Texte cité:

━━━━━━━━━━

Dans le cas présent, ce n’est pas, par exemple, parce que le peuple tibétain a pu tirer des avantages matériels de la présence des chinois, que cela suffit à régler la question. Pas du tout ! Il est en fait évident pour tout que dans la réalité rien n’est absolument tranché (vis-à-vis d’un certain concept pré-établi.) A quelque chose malheur est bon (par exemple la sortie de grands maîtres du Tibet pour enseigner l’Occident), etc. Mais non, les soutiens des tibétains sont loin d’être des angéliques : il y a des historiens, des juristes professionnels, des gens qui ont travaillé à fond la question, et qui la travaillent encore - et qui font très très attention, pour ne pas donner d’occasion aux bonimenteurs d’attaquer, à ne pas publier d’information non vérifiée -, etc. Et avec cela, il ressort bien toujours que la RPC est une dictature, que le Tibet est une colonie opprimée sur le plan culturel et physique ensuite, etc.
Henrique a écrit :... aujourd'hui, avec des médias de masse qui sont systématiquement sous la coupe du pouvoir politique ou des puissances d'argent...

━━━━━━━━━━

Données extraites:
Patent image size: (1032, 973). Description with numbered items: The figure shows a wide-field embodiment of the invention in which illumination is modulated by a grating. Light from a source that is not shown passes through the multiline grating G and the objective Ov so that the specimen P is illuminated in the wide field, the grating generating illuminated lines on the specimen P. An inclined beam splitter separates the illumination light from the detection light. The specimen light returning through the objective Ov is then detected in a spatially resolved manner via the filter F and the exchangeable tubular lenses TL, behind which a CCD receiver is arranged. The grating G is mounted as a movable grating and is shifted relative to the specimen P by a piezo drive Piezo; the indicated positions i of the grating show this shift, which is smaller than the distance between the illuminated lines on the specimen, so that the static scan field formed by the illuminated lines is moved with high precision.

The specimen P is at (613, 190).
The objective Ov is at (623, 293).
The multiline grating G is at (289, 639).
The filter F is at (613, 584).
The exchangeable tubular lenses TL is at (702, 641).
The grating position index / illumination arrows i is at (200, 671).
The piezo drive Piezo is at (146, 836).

━━━━━━━━━━

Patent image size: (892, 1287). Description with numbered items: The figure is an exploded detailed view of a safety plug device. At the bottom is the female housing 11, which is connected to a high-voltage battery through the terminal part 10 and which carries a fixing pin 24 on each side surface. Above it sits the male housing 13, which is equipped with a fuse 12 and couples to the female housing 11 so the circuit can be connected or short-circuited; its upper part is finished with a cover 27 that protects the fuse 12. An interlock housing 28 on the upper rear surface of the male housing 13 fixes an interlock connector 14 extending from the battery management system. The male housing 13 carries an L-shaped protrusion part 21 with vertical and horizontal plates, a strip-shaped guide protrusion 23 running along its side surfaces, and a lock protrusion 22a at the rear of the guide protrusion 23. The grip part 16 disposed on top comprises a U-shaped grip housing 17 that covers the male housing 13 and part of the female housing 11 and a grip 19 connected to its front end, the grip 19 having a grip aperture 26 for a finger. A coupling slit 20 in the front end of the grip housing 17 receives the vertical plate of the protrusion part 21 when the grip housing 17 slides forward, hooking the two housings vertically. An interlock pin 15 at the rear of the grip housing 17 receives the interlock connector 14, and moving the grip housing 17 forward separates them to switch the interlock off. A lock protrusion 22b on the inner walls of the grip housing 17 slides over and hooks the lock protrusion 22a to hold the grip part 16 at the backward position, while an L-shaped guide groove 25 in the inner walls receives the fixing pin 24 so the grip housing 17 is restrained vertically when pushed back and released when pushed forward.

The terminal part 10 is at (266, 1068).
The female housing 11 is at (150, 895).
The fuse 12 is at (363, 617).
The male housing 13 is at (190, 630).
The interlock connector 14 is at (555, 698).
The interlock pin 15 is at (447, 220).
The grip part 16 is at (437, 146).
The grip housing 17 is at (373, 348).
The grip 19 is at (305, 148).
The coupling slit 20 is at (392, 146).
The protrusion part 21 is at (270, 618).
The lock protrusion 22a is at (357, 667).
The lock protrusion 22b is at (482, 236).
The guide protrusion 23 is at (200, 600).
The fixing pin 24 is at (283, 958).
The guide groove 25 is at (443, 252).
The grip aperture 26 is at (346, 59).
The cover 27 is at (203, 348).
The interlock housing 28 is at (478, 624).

━━━━━━━━━━

Consignes écrites:
- 1) Renvoyez le passage de l'extrait sur le Tibet qui commence par « Henrique a écrit » et se poursuit jusqu'à « des puissances d'argent... ».
- 2) D'après l'extrait sur le Tibet, qui figure parmi les soutiens des Tibétains ?

Corrigés:
- 1)
Henrique a écrit :... aujourd'hui, avec des médias de masse qui sont systématiquement sous la coupe du pouvoir politique ou des puissances d'argent...

- 2) Des historiens, des juristes professionnels et des gens qui ont travaillé à fond la question et qui la travaillent encore.